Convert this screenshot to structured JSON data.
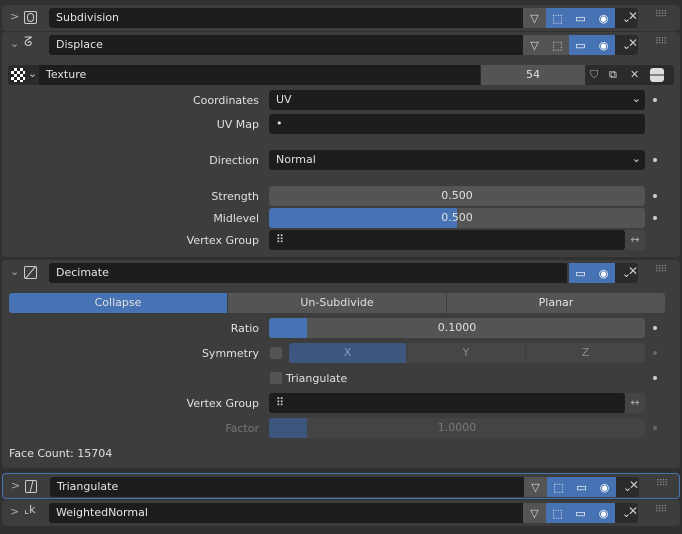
{
  "modifiers": {
    "subdivision": {
      "name": "Subdivision",
      "expanded": false
    },
    "displace": {
      "name": "Displace",
      "expanded": true,
      "texture": {
        "label": "Texture",
        "users": "54"
      },
      "coordinates": {
        "label": "Coordinates",
        "value": "UV"
      },
      "uv_map": {
        "label": "UV Map",
        "value": "•"
      },
      "direction": {
        "label": "Direction",
        "value": "Normal"
      },
      "strength": {
        "label": "Strength",
        "value": "0.500",
        "fill": 0
      },
      "midlevel": {
        "label": "Midlevel",
        "value": "0.500",
        "fill": 0.5
      },
      "vertex_group": {
        "label": "Vertex Group",
        "value": ""
      }
    },
    "decimate": {
      "name": "Decimate",
      "expanded": true,
      "modes": [
        "Collapse",
        "Un-Subdivide",
        "Planar"
      ],
      "active_mode": "Collapse",
      "ratio": {
        "label": "Ratio",
        "value": "0.1000",
        "fill": 0.1
      },
      "symmetry": {
        "label": "Symmetry",
        "axes": [
          "X",
          "Y",
          "Z"
        ],
        "active_axis": "X",
        "checked": false
      },
      "triangulate": {
        "label": "Triangulate",
        "checked": false
      },
      "vertex_group": {
        "label": "Vertex Group",
        "value": ""
      },
      "factor": {
        "label": "Factor",
        "value": "1.0000",
        "fill": 0.1,
        "disabled": true
      },
      "face_count": "Face Count: 15704"
    },
    "triangulate": {
      "name": "Triangulate",
      "expanded": false,
      "selected": true
    },
    "weighted_normal": {
      "name": "WeightedNormal",
      "expanded": false
    }
  },
  "colors": {
    "accent": "#4772b3",
    "panel": "#3d3d3d",
    "field": "#1d1d1d"
  }
}
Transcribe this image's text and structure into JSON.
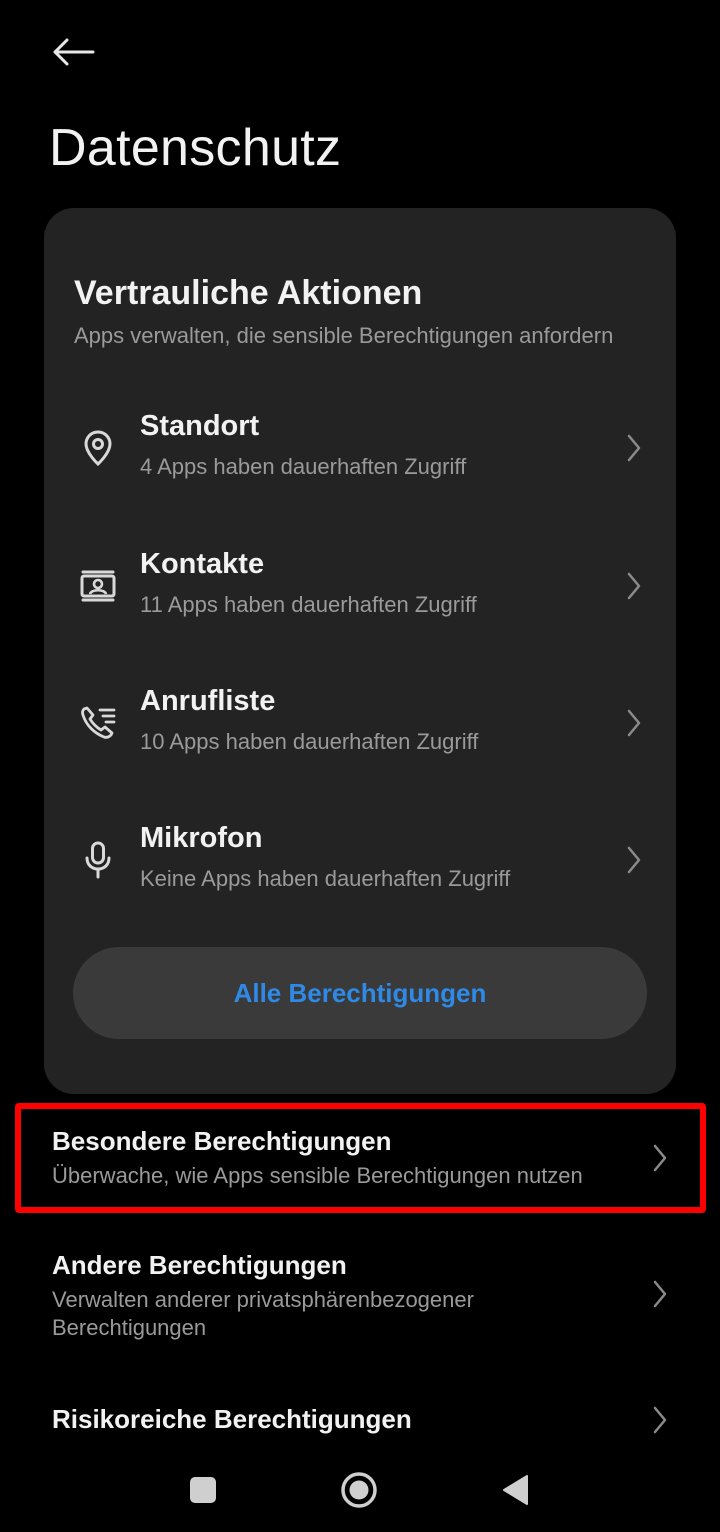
{
  "header": {
    "back_icon": "arrow-left-icon",
    "title": "Datenschutz"
  },
  "card": {
    "title": "Vertrauliche Aktionen",
    "subtitle": "Apps verwalten, die sensible Berechtigungen anfordern",
    "items": [
      {
        "icon": "location-pin-icon",
        "title": "Standort",
        "subtitle": "4 Apps haben dauerhaften Zugriff"
      },
      {
        "icon": "contacts-card-icon",
        "title": "Kontakte",
        "subtitle": "11 Apps haben dauerhaften Zugriff"
      },
      {
        "icon": "call-log-icon",
        "title": "Anrufliste",
        "subtitle": "10 Apps haben dauerhaften Zugriff"
      },
      {
        "icon": "microphone-icon",
        "title": "Mikrofon",
        "subtitle": "Keine Apps haben dauerhaften Zugriff"
      }
    ],
    "button_label": "Alle Berechtigungen",
    "button_color": "#2e8ae6"
  },
  "list": [
    {
      "title": "Besondere Berechtigungen",
      "subtitle": "Überwache, wie Apps sensible Berechtigungen nutzen",
      "highlighted": true
    },
    {
      "title": "Andere Berechtigungen",
      "subtitle": "Verwalten anderer privatsphärenbezogener Berechtigungen"
    },
    {
      "title": "Risikoreiche Berechtigungen"
    }
  ],
  "colors": {
    "background": "#000000",
    "card": "#232323",
    "highlight_border": "#ff0000"
  },
  "navbar": {
    "icons": [
      "recents-square-icon",
      "home-circle-icon",
      "back-triangle-icon"
    ]
  }
}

**THE REQUEST**. All the lines above are to be given again exactly as they read, with the pictures removed.

**ANSWER TO THE PROBLEM**.
Convert this screenshot to structured JSON data.
{
  "modifiers": {
    "subdivision": {
      "name": "Subdivision",
      "expanded": false
    },
    "displace": {
      "name": "Displace",
      "expanded": true,
      "texture": {
        "label": "Texture",
        "users": "54"
      },
      "coordinates": {
        "label": "Coordinates",
        "value": "UV"
      },
      "uv_map": {
        "label": "UV Map",
        "value": "•"
      },
      "direction": {
        "label": "Direction",
        "value": "Normal"
      },
      "strength": {
        "label": "Strength",
        "value": "0.500",
        "fill": 0
      },
      "midlevel": {
        "label": "Midlevel",
        "value": "0.500",
        "fill": 0.5
      },
      "vertex_group": {
        "label": "Vertex Group",
        "value": ""
      }
    },
    "decimate": {
      "name": "Decimate",
      "expanded": true,
      "modes": [
        "Collapse",
        "Un-Subdivide",
        "Planar"
      ],
      "active_mode": "Collapse",
      "ratio": {
        "label": "Ratio",
        "value": "0.1000",
        "fill": 0.1
      },
      "symmetry": {
        "label": "Symmetry",
        "axes": [
          "X",
          "Y",
          "Z"
        ],
        "active_axis": "X",
        "checked": false
      },
      "triangulate": {
        "label": "Triangulate",
        "checked": false
      },
      "vertex_group": {
        "label": "Vertex Group",
        "value": ""
      },
      "factor": {
        "label": "Factor",
        "value": "1.0000",
        "fill": 0.1,
        "disabled": true
      },
      "face_count": "Face Count: 15704"
    },
    "triangulate": {
      "name": "Triangulate",
      "expanded": false,
      "selected": true
    },
    "weighted_normal": {
      "name": "WeightedNormal",
      "expanded": false
    }
  },
  "colors": {
    "accent": "#4772b3",
    "panel": "#3d3d3d",
    "field": "#1d1d1d"
  }
}
Transcribe this image's text and structure into JSON.
{
  "header": {
    "back_icon": "arrow-left-icon",
    "title": "Datenschutz"
  },
  "card": {
    "title": "Vertrauliche Aktionen",
    "subtitle": "Apps verwalten, die sensible Berechtigungen anfordern",
    "items": [
      {
        "icon": "location-pin-icon",
        "title": "Standort",
        "subtitle": "4 Apps haben dauerhaften Zugriff"
      },
      {
        "icon": "contacts-card-icon",
        "title": "Kontakte",
        "subtitle": "11 Apps haben dauerhaften Zugriff"
      },
      {
        "icon": "call-log-icon",
        "title": "Anrufliste",
        "subtitle": "10 Apps haben dauerhaften Zugriff"
      },
      {
        "icon": "microphone-icon",
        "title": "Mikrofon",
        "subtitle": "Keine Apps haben dauerhaften Zugriff"
      }
    ],
    "button_label": "Alle Berechtigungen",
    "button_color": "#2e8ae6"
  },
  "list": [
    {
      "title": "Besondere Berechtigungen",
      "subtitle": "Überwache, wie Apps sensible Berechtigungen nutzen",
      "highlighted": true
    },
    {
      "title": "Andere Berechtigungen",
      "subtitle": "Verwalten anderer privatsphärenbezogener Berechtigungen"
    },
    {
      "title": "Risikoreiche Berechtigungen"
    }
  ],
  "colors": {
    "background": "#000000",
    "card": "#232323",
    "highlight_border": "#ff0000"
  },
  "navbar": {
    "icons": [
      "recents-square-icon",
      "home-circle-icon",
      "back-triangle-icon"
    ]
  }
}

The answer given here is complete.